Required task
Copy out every record below with complete accuracy.

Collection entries

>> begin

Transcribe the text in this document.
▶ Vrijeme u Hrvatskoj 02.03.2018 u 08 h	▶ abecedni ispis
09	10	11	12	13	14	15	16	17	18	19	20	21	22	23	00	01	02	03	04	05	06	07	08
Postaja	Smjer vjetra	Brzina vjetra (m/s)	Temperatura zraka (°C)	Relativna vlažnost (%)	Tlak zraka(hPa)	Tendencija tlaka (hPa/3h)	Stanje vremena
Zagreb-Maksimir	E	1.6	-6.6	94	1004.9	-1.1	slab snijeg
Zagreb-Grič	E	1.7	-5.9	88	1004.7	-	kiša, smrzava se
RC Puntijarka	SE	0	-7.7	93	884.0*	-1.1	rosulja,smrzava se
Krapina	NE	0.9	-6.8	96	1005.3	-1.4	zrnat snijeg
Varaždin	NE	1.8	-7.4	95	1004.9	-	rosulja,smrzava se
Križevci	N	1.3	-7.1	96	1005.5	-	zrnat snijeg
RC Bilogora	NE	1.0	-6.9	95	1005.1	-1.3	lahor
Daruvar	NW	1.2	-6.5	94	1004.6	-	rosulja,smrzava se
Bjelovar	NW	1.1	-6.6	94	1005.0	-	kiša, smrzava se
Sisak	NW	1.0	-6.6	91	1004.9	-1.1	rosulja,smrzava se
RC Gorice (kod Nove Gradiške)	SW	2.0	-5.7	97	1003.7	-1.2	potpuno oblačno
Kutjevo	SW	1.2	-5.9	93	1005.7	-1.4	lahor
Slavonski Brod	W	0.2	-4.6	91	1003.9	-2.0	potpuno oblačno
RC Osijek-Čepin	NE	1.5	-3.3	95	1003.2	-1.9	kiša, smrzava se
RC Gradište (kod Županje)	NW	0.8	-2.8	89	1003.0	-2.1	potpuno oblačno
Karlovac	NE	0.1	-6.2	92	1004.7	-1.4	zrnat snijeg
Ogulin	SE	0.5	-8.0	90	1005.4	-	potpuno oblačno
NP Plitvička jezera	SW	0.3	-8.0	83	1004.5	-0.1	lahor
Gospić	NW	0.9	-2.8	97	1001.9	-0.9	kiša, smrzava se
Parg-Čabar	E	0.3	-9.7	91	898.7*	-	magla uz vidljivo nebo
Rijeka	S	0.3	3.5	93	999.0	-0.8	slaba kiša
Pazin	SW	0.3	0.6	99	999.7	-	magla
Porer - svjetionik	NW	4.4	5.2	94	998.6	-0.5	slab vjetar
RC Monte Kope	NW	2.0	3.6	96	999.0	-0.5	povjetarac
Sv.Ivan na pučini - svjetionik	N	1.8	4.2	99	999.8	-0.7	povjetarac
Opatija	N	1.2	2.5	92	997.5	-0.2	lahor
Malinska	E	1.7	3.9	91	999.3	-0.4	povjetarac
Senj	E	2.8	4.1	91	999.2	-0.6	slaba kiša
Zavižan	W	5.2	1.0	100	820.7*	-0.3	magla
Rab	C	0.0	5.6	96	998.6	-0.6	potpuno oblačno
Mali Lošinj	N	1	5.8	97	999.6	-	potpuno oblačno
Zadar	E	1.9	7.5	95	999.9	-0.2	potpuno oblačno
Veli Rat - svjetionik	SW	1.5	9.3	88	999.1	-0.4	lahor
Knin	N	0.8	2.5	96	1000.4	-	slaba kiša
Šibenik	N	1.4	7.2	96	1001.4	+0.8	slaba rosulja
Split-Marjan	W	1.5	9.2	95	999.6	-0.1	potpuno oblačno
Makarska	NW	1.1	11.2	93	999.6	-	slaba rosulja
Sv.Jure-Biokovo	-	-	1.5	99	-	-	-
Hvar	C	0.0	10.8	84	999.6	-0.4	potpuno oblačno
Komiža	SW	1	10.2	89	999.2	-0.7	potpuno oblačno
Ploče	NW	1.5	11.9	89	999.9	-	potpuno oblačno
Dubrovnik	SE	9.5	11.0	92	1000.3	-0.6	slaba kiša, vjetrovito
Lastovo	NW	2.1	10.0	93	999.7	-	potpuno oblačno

>> end

Problem solution
Transcribe the text in this document.
▶ Vrijeme u Hrvatskoj 02.03.2018 u 08 h	▶ abecedni ispis
09	10	11	12	13	14	15	16	17	18	19	20	21	22	23	00	01	02	03	04	05	06	07	08
Postaja	Smjer vjetra	Brzina vjetra (m/s)	Temperatura zraka (°C)	Relativna vlažnost (%)	Tlak zraka(hPa)	Tendencija tlaka (hPa/3h)	Stanje vremena
Zagreb-Maksimir	E	1.6	-6.6	94	1004.9	-1.1	slab snijeg
Zagreb-Grič	E	1.7	-5.9	88	1004.7	-	kiša, smrzava se
RC Puntijarka	SE	0	-7.7	93	884.0*	-1.1	rosulja,smrzava se
Krapina	NE	0.9	-6.8	96	1005.3	-1.4	zrnat snijeg
Varaždin	NE	1.8	-7.4	95	1004.9	-	rosulja,smrzava se
Križevci	N	1.3	-7.1	96	1005.5	-	zrnat snijeg
RC Bilogora	NE	1.0	-6.9	95	1005.1	-1.3	lahor
Daruvar	NW	1.2	-6.5	94	1004.6	-	rosulja,smrzava se
Bjelovar	NW	1.1	-6.6	94	1005.0	-	kiša, smrzava se
Sisak	NW	1.0	-6.6	91	1004.9	-1.1	rosulja,smrzava se
RC Gorice (kod Nove Gradiške)	SW	2.0	-5.7	97	1003.7	-1.2	potpuno oblačno
Kutjevo	SW	1.2	-5.9	93	1005.7	-1.4	lahor
Slavonski Brod	W	0.2	-4.6	91	1003.9	-2.0	potpuno oblačno
RC Osijek-Čepin	NE	1.5	-3.3	95	1003.2	-1.9	kiša, smrzava se
RC Gradište (kod Županje)	NW	0.8	-2.8	89	1003.0	-2.1	potpuno oblačno
Karlovac	NE	0.1	-6.2	92	1004.7	-1.4	zrnat snijeg
Ogulin	SE	0.5	-8.0	90	1005.4	-	potpuno oblačno
NP Plitvička jezera	SW	0.3	-8.0	83	1004.5	-0.1	lahor
Gospić	NW	0.9	-2.8	97	1001.9	-0.9	kiša, smrzava se
Parg-Čabar	E	0.3	-9.7	91	898.7*	-	magla uz vidljivo nebo
Rijeka	S	0.3	3.5	93	999.0	-0.8	slaba kiša
Pazin	SW	0.3	0.6	99	999.7	-	magla
Porer - svjetionik	NW	4.4	5.2	94	998.6	-0.5	slab vjetar
RC Monte Kope	NW	2.0	3.6	96	999.0	-0.5	povjetarac
Sv.Ivan na pučini - svjetionik	N	1.8	4.2	99	999.8	-0.7	povjetarac
Opatija	N	1.2	2.5	92	997.5	-0.2	lahor
Malinska	E	1.7	3.9	91	999.3	-0.4	povjetarac
Senj	E	2.8	4.1	91	999.2	-0.6	slaba kiša
Zavižan	W	5.2	1.0	100	820.7*	-0.3	magla
Rab	C	0.0	5.6	96	998.6	-0.6	potpuno oblačno
Mali Lošinj	N	1	5.8	97	999.6	-	potpuno oblačno
Zadar	E	1.9	7.5	95	999.9	-0.2	potpuno oblačno
Veli Rat - svjetionik	SW	1.5	9.3	88	999.1	-0.4	lahor
Knin	N	0.8	2.5	96	1000.4	-	slaba kiša
Šibenik	N	1.4	7.2	96	1001.4	+0.8	slaba rosulja
Split-Marjan	W	1.5	9.2	95	999.6	-0.1	potpuno oblačno
Makarska	NW	1.1	11.2	93	999.6	-	slaba rosulja
Sv.Jure-Biokovo	-	-	1.5	99	-	-	-
Hvar	C	0.0	10.8	84	999.6	-0.4	potpuno oblačno
Komiža	SW	1	10.2	89	999.2	-0.7	potpuno oblačno
Ploče	NW	1.5	11.9	89	999.9	-	potpuno oblačno
Dubrovnik	SE	9.5	11.0	92	1000.3	-0.6	slaba kiša, vjetrovito
Lastovo	NW	2.1	10.0	93	999.7	-	potpuno oblačno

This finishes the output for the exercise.